[START]
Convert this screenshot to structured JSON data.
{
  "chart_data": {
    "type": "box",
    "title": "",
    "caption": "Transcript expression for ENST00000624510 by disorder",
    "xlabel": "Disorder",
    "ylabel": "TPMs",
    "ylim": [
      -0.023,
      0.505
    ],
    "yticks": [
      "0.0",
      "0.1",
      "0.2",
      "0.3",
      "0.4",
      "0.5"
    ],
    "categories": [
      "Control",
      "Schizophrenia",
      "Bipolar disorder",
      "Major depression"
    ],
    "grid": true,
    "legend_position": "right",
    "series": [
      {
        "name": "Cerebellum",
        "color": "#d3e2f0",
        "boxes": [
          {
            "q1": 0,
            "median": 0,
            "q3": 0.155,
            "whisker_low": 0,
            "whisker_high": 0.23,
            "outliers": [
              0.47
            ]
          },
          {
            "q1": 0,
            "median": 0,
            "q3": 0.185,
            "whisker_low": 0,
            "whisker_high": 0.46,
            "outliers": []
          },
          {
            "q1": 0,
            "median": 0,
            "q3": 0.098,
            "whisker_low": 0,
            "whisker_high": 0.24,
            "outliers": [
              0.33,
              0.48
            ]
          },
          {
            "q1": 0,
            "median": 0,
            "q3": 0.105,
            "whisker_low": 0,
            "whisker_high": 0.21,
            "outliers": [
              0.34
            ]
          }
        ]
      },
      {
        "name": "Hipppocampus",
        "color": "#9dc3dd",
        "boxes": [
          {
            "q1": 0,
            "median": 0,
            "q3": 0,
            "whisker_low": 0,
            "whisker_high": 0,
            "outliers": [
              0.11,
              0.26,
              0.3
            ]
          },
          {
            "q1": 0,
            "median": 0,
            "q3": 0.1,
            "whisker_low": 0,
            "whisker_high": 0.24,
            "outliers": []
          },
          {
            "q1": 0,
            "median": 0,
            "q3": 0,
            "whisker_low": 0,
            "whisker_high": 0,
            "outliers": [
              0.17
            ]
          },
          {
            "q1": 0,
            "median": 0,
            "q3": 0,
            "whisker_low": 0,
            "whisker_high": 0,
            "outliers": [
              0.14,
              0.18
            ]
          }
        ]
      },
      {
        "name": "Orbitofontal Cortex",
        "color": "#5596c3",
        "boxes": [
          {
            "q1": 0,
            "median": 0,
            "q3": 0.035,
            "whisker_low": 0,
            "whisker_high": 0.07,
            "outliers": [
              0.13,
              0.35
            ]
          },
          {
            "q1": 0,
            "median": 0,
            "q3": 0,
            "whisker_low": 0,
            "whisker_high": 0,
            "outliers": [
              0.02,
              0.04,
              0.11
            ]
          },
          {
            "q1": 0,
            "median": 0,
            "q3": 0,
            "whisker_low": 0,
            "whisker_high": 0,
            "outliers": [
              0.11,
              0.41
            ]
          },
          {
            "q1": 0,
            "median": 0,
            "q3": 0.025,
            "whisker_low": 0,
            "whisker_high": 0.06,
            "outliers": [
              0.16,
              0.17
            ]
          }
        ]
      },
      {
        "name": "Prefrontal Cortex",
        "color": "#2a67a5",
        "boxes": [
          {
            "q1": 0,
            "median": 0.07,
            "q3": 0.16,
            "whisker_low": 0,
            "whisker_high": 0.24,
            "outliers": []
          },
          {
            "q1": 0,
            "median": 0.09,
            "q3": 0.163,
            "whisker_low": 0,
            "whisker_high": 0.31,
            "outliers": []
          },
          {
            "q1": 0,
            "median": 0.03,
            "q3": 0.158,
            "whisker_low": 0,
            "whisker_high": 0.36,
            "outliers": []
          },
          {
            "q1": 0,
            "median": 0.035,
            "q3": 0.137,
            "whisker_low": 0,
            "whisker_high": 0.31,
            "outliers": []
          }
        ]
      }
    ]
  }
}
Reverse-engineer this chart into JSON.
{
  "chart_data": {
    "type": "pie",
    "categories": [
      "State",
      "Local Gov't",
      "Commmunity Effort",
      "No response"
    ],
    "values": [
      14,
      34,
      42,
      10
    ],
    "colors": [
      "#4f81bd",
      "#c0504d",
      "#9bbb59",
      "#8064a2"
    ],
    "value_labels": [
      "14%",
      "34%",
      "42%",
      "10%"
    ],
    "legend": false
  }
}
[END]
| WHAT YOU NEED TO DO |
Give only the number of lines above that hold the string "this".

| OUTPUT |
2